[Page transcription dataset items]

········

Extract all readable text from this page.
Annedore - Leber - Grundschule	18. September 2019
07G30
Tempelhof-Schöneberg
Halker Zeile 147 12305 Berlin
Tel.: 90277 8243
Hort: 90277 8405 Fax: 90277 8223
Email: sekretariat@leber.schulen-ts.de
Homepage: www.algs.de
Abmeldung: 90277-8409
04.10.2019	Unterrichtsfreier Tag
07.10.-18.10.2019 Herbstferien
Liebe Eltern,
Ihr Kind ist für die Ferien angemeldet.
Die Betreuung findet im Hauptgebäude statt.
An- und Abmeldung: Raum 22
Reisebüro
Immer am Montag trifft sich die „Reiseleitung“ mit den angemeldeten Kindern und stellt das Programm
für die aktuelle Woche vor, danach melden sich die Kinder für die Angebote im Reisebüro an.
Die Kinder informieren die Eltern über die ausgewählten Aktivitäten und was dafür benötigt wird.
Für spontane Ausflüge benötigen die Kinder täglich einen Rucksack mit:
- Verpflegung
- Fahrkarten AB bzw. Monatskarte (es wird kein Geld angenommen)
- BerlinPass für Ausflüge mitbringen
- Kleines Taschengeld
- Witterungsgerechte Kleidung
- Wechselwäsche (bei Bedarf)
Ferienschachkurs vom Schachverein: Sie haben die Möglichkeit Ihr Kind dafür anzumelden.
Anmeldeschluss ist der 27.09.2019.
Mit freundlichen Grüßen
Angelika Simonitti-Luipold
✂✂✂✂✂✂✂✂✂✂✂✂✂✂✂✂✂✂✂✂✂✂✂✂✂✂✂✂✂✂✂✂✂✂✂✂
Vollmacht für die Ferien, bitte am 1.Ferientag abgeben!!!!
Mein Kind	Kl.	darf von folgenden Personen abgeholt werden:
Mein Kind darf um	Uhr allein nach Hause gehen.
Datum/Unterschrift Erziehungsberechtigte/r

········

What you will do: Print every record above once more, exactly as written.

Answer box:
Extract all readable text from this page.
Annedore - Leber - Grundschule	18. September 2019
07G30
Tempelhof-Schöneberg
Halker Zeile 147 12305 Berlin
Tel.: 90277 8243
Hort: 90277 8405 Fax: 90277 8223
Email: sekretariat@leber.schulen-ts.de
Homepage: www.algs.de
Abmeldung: 90277-8409
04.10.2019	Unterrichtsfreier Tag
07.10.-18.10.2019 Herbstferien
Liebe Eltern,
Ihr Kind ist für die Ferien angemeldet.
Die Betreuung findet im Hauptgebäude statt.
An- und Abmeldung: Raum 22
Reisebüro
Immer am Montag trifft sich die „Reiseleitung“ mit den angemeldeten Kindern und stellt das Programm
für die aktuelle Woche vor, danach melden sich die Kinder für die Angebote im Reisebüro an.
Die Kinder informieren die Eltern über die ausgewählten Aktivitäten und was dafür benötigt wird.
Für spontane Ausflüge benötigen die Kinder täglich einen Rucksack mit:
- Verpflegung
- Fahrkarten AB bzw. Monatskarte (es wird kein Geld angenommen)
- BerlinPass für Ausflüge mitbringen
- Kleines Taschengeld
- Witterungsgerechte Kleidung
- Wechselwäsche (bei Bedarf)
Ferienschachkurs vom Schachverein: Sie haben die Möglichkeit Ihr Kind dafür anzumelden.
Anmeldeschluss ist der 27.09.2019.
Mit freundlichen Grüßen
Angelika Simonitti-Luipold
✂✂✂✂✂✂✂✂✂✂✂✂✂✂✂✂✂✂✂✂✂✂✂✂✂✂✂✂✂✂✂✂✂✂✂✂
Vollmacht für die Ferien, bitte am 1.Ferientag abgeben!!!!
Mein Kind	Kl.	darf von folgenden Personen abgeholt werden:
Mein Kind darf um	Uhr allein nach Hause gehen.
Datum/Unterschrift Erziehungsberechtigte/r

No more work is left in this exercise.